**INSTRUCTIONS FOR THE TASK**
Select the lines of the records containing the word "Deviations" and list them.

● ● ●

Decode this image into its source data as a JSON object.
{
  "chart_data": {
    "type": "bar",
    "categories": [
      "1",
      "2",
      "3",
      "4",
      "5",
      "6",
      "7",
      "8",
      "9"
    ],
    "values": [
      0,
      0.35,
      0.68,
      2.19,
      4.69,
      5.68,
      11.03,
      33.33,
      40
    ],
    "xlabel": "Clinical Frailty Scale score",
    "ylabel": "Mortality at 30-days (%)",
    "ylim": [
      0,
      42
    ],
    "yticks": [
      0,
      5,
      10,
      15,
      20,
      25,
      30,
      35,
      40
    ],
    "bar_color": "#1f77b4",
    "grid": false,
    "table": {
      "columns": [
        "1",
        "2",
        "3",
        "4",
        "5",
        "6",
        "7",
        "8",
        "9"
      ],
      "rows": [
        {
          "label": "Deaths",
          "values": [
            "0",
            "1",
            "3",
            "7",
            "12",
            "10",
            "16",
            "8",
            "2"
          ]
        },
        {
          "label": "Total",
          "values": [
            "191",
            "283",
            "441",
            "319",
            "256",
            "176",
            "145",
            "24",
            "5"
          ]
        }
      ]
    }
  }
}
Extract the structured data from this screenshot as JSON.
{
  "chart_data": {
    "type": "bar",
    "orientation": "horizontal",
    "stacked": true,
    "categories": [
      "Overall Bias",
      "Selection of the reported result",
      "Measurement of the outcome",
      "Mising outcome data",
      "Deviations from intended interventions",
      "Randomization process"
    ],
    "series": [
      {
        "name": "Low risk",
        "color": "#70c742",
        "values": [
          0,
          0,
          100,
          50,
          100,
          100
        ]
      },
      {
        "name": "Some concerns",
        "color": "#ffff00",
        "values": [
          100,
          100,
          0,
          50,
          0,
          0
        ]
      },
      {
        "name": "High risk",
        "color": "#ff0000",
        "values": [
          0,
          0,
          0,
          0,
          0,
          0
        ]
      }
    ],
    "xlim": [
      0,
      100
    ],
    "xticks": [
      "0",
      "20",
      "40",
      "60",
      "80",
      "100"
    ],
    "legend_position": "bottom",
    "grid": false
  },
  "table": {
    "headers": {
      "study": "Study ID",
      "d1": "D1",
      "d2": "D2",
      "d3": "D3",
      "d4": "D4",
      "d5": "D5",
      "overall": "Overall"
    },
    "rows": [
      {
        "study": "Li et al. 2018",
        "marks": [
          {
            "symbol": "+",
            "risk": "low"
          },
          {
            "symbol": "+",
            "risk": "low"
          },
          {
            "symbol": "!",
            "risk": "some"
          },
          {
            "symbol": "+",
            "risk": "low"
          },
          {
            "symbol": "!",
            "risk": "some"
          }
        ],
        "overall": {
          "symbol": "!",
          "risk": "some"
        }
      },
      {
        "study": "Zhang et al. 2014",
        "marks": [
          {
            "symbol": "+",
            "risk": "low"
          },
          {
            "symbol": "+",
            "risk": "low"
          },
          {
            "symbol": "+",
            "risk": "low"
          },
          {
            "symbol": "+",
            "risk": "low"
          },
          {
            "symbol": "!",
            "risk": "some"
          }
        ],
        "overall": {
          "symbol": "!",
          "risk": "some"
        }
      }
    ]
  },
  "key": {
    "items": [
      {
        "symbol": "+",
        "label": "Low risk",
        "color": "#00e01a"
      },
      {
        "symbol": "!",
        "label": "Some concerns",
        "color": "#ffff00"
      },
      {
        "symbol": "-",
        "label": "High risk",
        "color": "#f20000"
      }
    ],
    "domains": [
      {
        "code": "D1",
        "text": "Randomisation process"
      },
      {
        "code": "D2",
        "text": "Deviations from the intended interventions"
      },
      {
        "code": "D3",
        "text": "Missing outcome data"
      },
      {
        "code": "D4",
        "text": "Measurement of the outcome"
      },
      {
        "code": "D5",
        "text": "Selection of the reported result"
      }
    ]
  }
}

● ● ●

**REPLY TO THE TASK**
      "Deviations from intended interventions",
        "text": "Deviations from the intended interventions"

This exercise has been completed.